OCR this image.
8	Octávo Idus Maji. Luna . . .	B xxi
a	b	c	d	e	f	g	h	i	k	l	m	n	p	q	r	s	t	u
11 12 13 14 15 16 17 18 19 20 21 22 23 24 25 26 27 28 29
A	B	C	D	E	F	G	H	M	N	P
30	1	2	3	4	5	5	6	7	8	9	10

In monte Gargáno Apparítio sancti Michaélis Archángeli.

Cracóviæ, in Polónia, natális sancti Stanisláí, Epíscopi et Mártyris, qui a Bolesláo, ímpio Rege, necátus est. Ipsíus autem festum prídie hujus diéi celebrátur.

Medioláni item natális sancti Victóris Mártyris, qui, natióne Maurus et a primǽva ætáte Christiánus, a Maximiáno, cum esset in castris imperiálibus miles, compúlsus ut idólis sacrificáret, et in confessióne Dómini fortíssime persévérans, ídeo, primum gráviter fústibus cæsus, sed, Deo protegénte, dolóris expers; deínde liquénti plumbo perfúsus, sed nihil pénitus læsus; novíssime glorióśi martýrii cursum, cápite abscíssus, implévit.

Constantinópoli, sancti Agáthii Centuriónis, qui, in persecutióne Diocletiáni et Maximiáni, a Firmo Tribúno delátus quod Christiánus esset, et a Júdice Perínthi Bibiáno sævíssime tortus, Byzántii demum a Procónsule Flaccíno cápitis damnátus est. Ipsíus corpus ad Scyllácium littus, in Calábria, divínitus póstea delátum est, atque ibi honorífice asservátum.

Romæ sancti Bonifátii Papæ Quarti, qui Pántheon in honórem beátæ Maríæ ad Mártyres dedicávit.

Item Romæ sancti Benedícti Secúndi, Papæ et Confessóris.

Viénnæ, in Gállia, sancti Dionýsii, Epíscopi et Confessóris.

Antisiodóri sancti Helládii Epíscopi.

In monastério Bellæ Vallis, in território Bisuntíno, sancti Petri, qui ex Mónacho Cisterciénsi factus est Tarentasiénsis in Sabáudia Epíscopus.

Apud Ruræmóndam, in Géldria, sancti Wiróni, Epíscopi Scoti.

= EXERCISE PROMPT =
Reproduce the records in full, exactly as written.

= THE REPLY =
OCR this image.
8	Octávo Idus Maji. Luna . . .	B xxi
a	b	c	d	e	f	g	h	i	k	l	m	n	p	q	r	s	t	u
11 12 13 14 15 16 17 18 19 20 21 22 23 24 25 26 27 28 29
A	B	C	D	E	F	G	H	M	N	P
30	1	2	3	4	5	5	6	7	8	9	10

In monte Gargáno Apparítio sancti Michaélis Archángeli.

Cracóviæ, in Polónia, natális sancti Stanisláí, Epíscopi et Mártyris, qui a Bolesláo, ímpio Rege, necátus est. Ipsíus autem festum prídie hujus diéi celebrátur.

Medioláni item natális sancti Victóris Mártyris, qui, natióne Maurus et a primǽva ætáte Christiánus, a Maximiáno, cum esset in castris imperiálibus miles, compúlsus ut idólis sacrificáret, et in confessióne Dómini fortíssime persévérans, ídeo, primum gráviter fústibus cæsus, sed, Deo protegénte, dolóris expers; deínde liquénti plumbo perfúsus, sed nihil pénitus læsus; novíssime glorióśi martýrii cursum, cápite abscíssus, implévit.

Constantinópoli, sancti Agáthii Centuriónis, qui, in persecutióne Diocletiáni et Maximiáni, a Firmo Tribúno delátus quod Christiánus esset, et a Júdice Perínthi Bibiáno sævíssime tortus, Byzántii demum a Procónsule Flaccíno cápitis damnátus est. Ipsíus corpus ad Scyllácium littus, in Calábria, divínitus póstea delátum est, atque ibi honorífice asservátum.

Romæ sancti Bonifátii Papæ Quarti, qui Pántheon in honórem beátæ Maríæ ad Mártyres dedicávit.

Item Romæ sancti Benedícti Secúndi, Papæ et Confessóris.

Viénnæ, in Gállia, sancti Dionýsii, Epíscopi et Confessóris.

Antisiodóri sancti Helládii Epíscopi.

In monastério Bellæ Vallis, in território Bisuntíno, sancti Petri, qui ex Mónacho Cisterciénsi factus est Tarentasiénsis in Sabáudia Epíscopus.

Apud Ruræmóndam, in Géldria, sancti Wiróni, Epíscopi Scoti.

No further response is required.